◆ **Required task**
Show each line that has the string "Sitzung" in it.

........

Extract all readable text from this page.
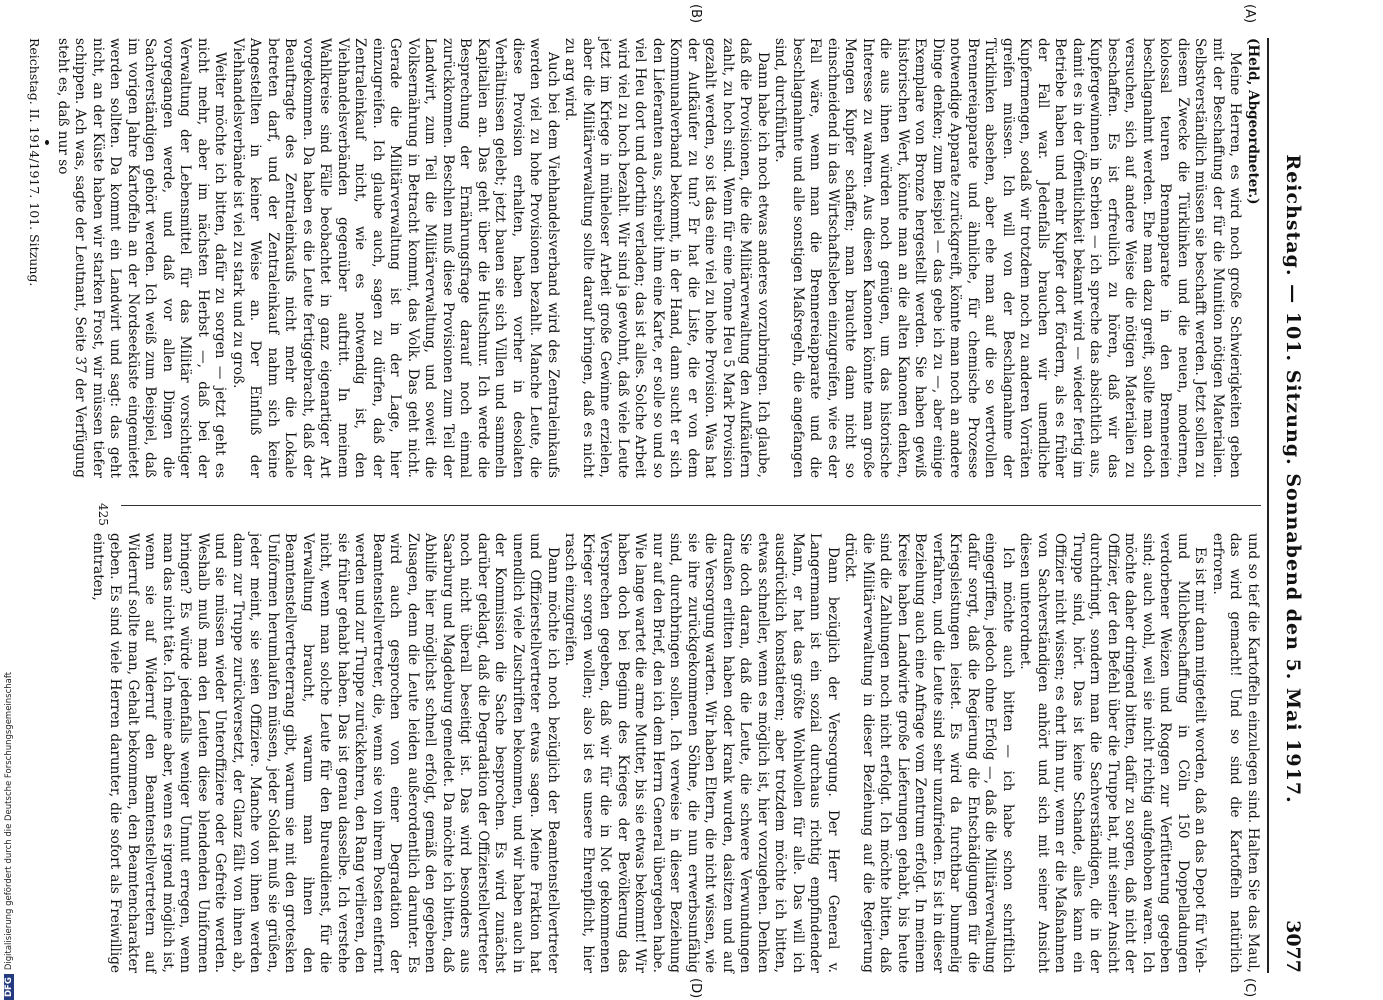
Reichstag. — 101. Sitzung. Sonnabend den 5. Mai 1917.
3077

(Held, Abgeordneter.)

Meine Herren, es wird noch große Schwierigkeiten geben mit der Beschaffung der für die Munition nötigen Materialien. Selbstverständlich müssen sie beschafft werden. Jetzt sollen zu diesem Zwecke die Türklinken und die neuen, modernen, kolossal teuren Brennapparate in den Brennereien beschlagnahmt werden. Ehe man dazu greift, sollte man doch versuchen, sich auf andere Weise die nötigen Materialien zu beschaffen. Es ist erfreulich zu hören, daß wir das Kupfergewinnen in Serbien — ich spreche das absichtlich aus, damit es in der Öffentlichkeit bekannt wird — wieder fertig im Betriebe haben und mehr Kupfer dort fördern, als es früher der Fall war. Jedenfalls brauchen wir unendliche Kupfermengen, sodaß wir trotzdem noch zu anderen Vorräten greifen müssen. Ich will von der Beschlagnahme der Türklinken absehen, aber ehe man auf die so wertvollen Brennereiapparate und ähnliche, für chemische Prozesse notwendige Apparate zurückgreift, könnte man noch an andere Dinge denken; zum Beispiel — das gebe ich zu —, aber einige Exemplare von Bronze hergestellt werden. Sie haben gewiß historischen Wert, könnte man an die alten Kanonen denken, die aus ihnen würden noch genügen, um das historische Interesse zu wahren. Aus diesen Kanonen könnte man große Mengen Kupfer schaffen; man brauchte dann nicht so einschneidend in das Wirtschaftsleben einzugreifen, wie es der Fall wäre, wenn man die Brennereiapparate und die beschlagnahmte und alle sonstigen Maßregeln, die angefangen sind, durchführte.

Dann habe ich noch etwas anderes vorzubringen. Ich glaube, daß die Provisionen, die die Militärverwaltung den Aufkäufern zahlt, zu hoch sind. Wenn für eine Tonne Heu 5 Mark Provision gezahlt werden, so ist das eine viel zu hohe Provision. Was hat der Aufkäufer zu tun? Er hat die Liste, die er von dem Kommunalverband bekommt, in der Hand, dann sucht er sich den Lieferanten aus, schreibt ihm eine Karte, er solle so und so viel Heu dort und dorthin verladen; das ist alles. Solche Arbeit wird viel zu hoch bezahlt. Wir sind ja gewohnt, daß viele Leute jetzt im Kriege in müheloser Arbeit große Gewinne erzielen, aber die Militärverwaltung sollte darauf bringen, daß es nicht zu arg wird.

Auch bei dem Viehhandelsverband wird des Zentraleinkaufs werden viel zu hohe Provisionen bezahlt. Manche Leute, die diese Provision erhalten, haben vorher in desolaten Verhältnissen gelebt; jetzt bauen sie sich Villen und sammeln Kapitalien an. Das geht über die Hutschnur. Ich werde die Besprechung der Ernährungsfrage darauf noch einmal zurückkommen. Beschlen muß diese Provisionen zum Teil der Landwirt, zum Teil die Militärverwaltung, und soweit die Volksernährung in Betracht kommt, das Volk. Das geht nicht. Gerade die Militärverwaltung ist in der Lage, hier einzugreifen. Ich glaube auch, sagen zu dürfen, daß der Zentraleinkauf nicht, wie es notwendig ist, den Viehhandelsverbänden gegenüber auftritt. In meinem Wahlkreise sind Fälle beobachtet in ganz eigenartiger Art vorgekommen. Da haben es die Leute fertiggebracht, daß der Beauftragte des Zentraleinkaufs nicht mehr die Lokale betreten darf, und der Zentraleinkauf nahm sich keine Angestellten in keiner Weise an. Der Einfluß der Viehhandelsverbände ist viel zu stark und zu groß.

Weiter möchte ich bitten, dafür zu sorgen — jetzt geht es nicht mehr, aber im nächsten Herbst —, daß bei der Verwaltung der Lebensmittel für das Militär vorsichtiger vorgegangen werde, und daß vor allen Dingen die Sachverständigen gehört werden. Ich weiß zum Beispiel, daß im vorigen Jahre Kartoffeln an der Nordseeküste eingemietet werden sollten. Da kommt ein Landwirt und sagt: das geht nicht, an der Küste haben wir starken Frost, wir müssen tiefer schippen. Ach was, sagte der Leutnant, Seite 37 der Verfügung steht es, daß nur so

Reichstag. II. 1914/1917. 101. Sitzung.

und so tief die Kartoffeln einzulegen sind. Halten Sie das Maul, das wird gemacht! Und so sind die Kartoffeln natürlich erfroren.

Es ist mir dann mitgeteilt worden, daß an das Depot für Vieh- und Milchbeschaffung in Cöln 150 Doppelladungen verdorbener Weizen und Roggen zur Verfütterung gegeben sind; auch wohl, weil sie nicht richtig aufgehoben waren. Ich möchte daher dringend bitten, dafür zu sorgen, daß nicht der Offizier, der den Befehl über die Truppe hat, mit seiner Ansicht durchdringt, sondern man die Sachverständigen, die in der Truppe sind, hört. Das ist keine Schande, alles kann ein Offizier nicht wissen; es ehrt ihn nur, wenn er die Maßnahmen von Sachverständigen anhört und sich mit seiner Ansicht diesen unterordnet.

Ich möchte auch bitten — ich habe schon schriftlich eingegriffen, jedoch ohne Erfolg —, daß die Militärverwaltung dafür sorgt, daß die Regierung die Entschädigungen für die Kriegsleistungen leistet. Es wird da furchtbar bummelig verfahren, und die Leute sind sehr unzufrieden. Es ist in dieser Beziehung auch eine Anfrage vom Zentrum erfolgt. In meinem Kreise haben Landwirte große Lieferungen gehabt, bis heute sind die Zahlungen noch nicht erfolgt. Ich möchte bitten, daß die Militärverwaltung in dieser Beziehung auf die Regierung drückt.

Dann bezüglich der Versorgung. Der Herr General v. Langermann ist ein sozial durchaus richtig empfindender Mann, er hat das größte Wohlwollen für alle. Das will ich ausdrücklich konstatieren; aber trotzdem möchte ich bitten, etwas schneller, wenn es möglich ist, hier vorzugehen. Denken Sie doch daran, daß die Leute, die schwere Verwundungen draußen erlitten haben oder krank wurden, dasitzen und auf die Versorgung warten. Wir haben Eltern, die nicht wissen, wie sie ihre zurückgekommenen Söhne, die nun erwerbsunfähig sind, durchbringen sollen. Ich verweise in dieser Beziehung nur auf den Brief, den ich dem Herrn General übergeben habe. Wie lange wartet die arme Mutter, bis sie etwas bekommt! Wir haben doch bei Beginn des Krieges der Bevölkerung das Versprechen gegeben, daß wir für die in Not gekommenen Krieger sorgen wollen; also ist es unsere Ehrenpflicht, hier rasch einzugreifen.

Dann möchte ich noch bezüglich der Beamtenstellvertreter und Offizierstellvertreter etwas sagen. Meine Fraktion hat unendlich viele Zuschriften bekommen, und wir haben auch in der Kommission die Sache besprochen. Es wird zunächst darüber geklagt, daß die Degradation der Offizierstellvertreter noch nicht überall beseitigt ist. Das wird besonders aus Saarburg und Magdeburg gemeldet. Da möchte ich bitten, daß Abhilfe hier möglichst schnell erfolgt, gemäß den gegebenen Zusagen, denn die Leute leiden außerordentlich darunter. Es wird auch gesprochen von einer Degradation der Beamtenstellvertreter, die, wenn sie von ihrem Posten entfernt werden und zur Truppe zurückkehren, den Rang verlieren, den sie früher gehabt haben. Das ist genau dasselbe. Ich verstehe nicht, wenn man solche Leute für den Bureaudienst, für die Verwaltung braucht, warum man ihnen den Beamtenstellvertreterrang gibt, warum sie mit den grotesken Uniformen herumlaufen müssen, jeder Soldat muß sie grüßen, jeder meint, sie seien Offiziere. Manche von ihnen werden dann zur Truppe zurückversetzt, der Glanz fällt von ihnen ab, und sie müssen wieder Unteroffiziere oder Gefreite werden. Weshalb muß man den Leuten diese blendenden Uniformen bringen? Es würde jedenfalls weniger Unmut erregen, wenn man das nicht täte. Ich meine aber, wenn es irgend möglich ist, wenn sie auf Widerruf den Beamtenstellvertretern auf Widerruf sollte man, Gehalt bekommen, den Beamtencharakter geben. Es sind viele Herren darunter, die sofort als Freiwillige eintraten,

(A)
(B)
(C)
(D)
425
DFGDigitalisierung gefördert durch die Deutsche Forschungsgemeinschaft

........

◆ **Solved exercise**
Reichstag. — 101. Sitzung. Sonnabend den 5. Mai 1917.
Reichstag. II. 1914/1917. 101. Sitzung.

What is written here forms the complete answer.